EXTRACT PROVIDED |
########################################

We hope you enjoy this review of Dr. Charles Schwarten’s talk on equine dental histology prepared by Dr. Haydock. This talk was delivered as part of the Foundation’s Free Friday Seminar series. Enjoy the material and make sure you watch the seminar on YouTube (link in the text body).
By Dr. Luke Haydock (University of Guelph)
On the 7th of January, 2022, Dr. Charles Schwarten kicked off a new year of Davis-Thompson Foundation Friday seminars – and what better way to start the new year than sinking our teeth into a crash course on equine dental histology?! The topics covered in this webinar were of great interest to me and to many others in the audience, so I would like to extend my immense gratitude to Dr. Schwarten and colleagues for advancing our understanding in this often-perplexing area of pathology.
As promised, Dr. Schwarten began his talk by providing us with a truly foundational summary and review of “normal” equine dental development, anatomy, and histology. Complete with extremely detailed figures, I found my understanding of the base-truths of equine dental pathology to be much advanced by Dr. Schwarten’s explanations of odontogenesis, normal equine dentition, and normal gross anatomy and microanatomy. This was a highly detailed discussion that simply cannot be missed, and I strongly encourage you to check out the talk as it was delivered straight from the horse’s mouth, so to speak!. A complete recording of the webinar can be found for 6 months on the Davis-Thompson Foundation YouTube page (link: https://www.youtube.com/watch?v=M-kM1r8pmMU).

########################################

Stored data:
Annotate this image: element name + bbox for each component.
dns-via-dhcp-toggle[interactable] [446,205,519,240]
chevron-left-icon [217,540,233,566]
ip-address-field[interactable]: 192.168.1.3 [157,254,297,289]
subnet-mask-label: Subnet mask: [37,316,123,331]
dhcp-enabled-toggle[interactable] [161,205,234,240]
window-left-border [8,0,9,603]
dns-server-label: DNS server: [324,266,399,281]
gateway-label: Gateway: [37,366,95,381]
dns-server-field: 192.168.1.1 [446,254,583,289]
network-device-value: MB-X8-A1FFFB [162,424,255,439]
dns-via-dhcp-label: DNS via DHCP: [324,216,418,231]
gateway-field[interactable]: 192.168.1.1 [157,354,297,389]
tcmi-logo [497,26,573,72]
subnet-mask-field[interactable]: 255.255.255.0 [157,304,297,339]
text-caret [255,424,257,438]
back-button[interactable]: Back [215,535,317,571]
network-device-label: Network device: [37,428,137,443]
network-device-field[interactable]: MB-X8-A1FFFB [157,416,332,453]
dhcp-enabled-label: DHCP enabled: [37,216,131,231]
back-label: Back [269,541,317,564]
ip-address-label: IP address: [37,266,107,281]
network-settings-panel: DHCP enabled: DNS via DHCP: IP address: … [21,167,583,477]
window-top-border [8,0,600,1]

########################################

REQUIRED ACTION A | Summarize the seminar review in two sentences.
REQUIRED ACTION B | According to the seminar review, on what date did Dr. Schwarten deliver his talk?
REQUIRED ACTION C | Go on with the seminar review from its last sentence.

TASK OUTPUT A | Dr. Luke Haydock of the University of Guelph reviews a talk on equine dental histology that Dr. Charles Schwarten gave on January 7, 2022, as the first Davis-Thompson Foundation Friday seminar of the year. Schwarten opened with a detailed review of normal equine dental development, anatomy, and histology, and a recording of the webinar is available for six months on the Foundation's YouTube page.

TASK OUTPUT B | He delivered it on January 7, 2022.

TASK OUTPUT C |
I personally would like to commend Dr. Schwarten on providing such a thorough and foundational review of “normal”, because it really provided much more context for when the discussion moved on to the “abnormal”. As teeth are so dissimilar to most other tissues in the body, those uninitiated to the world of dental pathology will really benefit from Dr. Schwarten’s ground-up approach to the recognition of dental lesions. After reviewing the normal microanatomy of teeth, discussion turned to some of the features seen in teeth as they adapt to physiological wear-and-tear (e.g. secondary dentin), as they respond to injury / disease (e.g. tertiary dentin), and which are seen incidentally (e.g. pulp stones).
With this solid foundation established, Dr. Schwarten, in collaboration with his colleagues at the Joint Pathology Center (JPC), was then kind enough to share some recent findings in the evaluation of equine dental disease. Based on submissions to JPC, the most common entities diagnosed in equine dental submission are, in descending order, equine odontoclastic tooth resorption and hypercementosis (EOTRH) (37.2 %), periodontitis (30.7 %), pulpitis / pulp necrosis (29.5 %), reactive hypercementosis (20.5 %), caries (17.9 %), fracture (12. 8 %), bacterial infection (12. 8 %), pulp stones (5.1 %), odontodysplasia (2.6 %), ameloblastoma (1.3 %), and squamous cell carcinoma (1.3 %). A brief review of some of these common entities followed (i.e. EOTRH, caries, tooth root infections), particular focus was dedicated to EOTRH – briefly, EOTRH is a progressive condition of incisors and canine teeth that is most commonly diagnosed in middle-aged to older horses. It is a painful condition typified by grossly appreciable swelling upon clinical examination that tends to begin on the outer incisors and progress mesially. Histologically, it is characterized by lysis of both dentin and cementum with concurrent excessive deposition of cementum – concurrent periodontal and / or endodontal disease may also be present. The pathogenesis of this disease is unclear, but it has been hypothesised that it may be related to the increased occlusive angle of incisors with increasing age. I found the discussion of these entities to be of great interest, and I once again encourage the reader to check them out for themselves on the foundation YouTube page.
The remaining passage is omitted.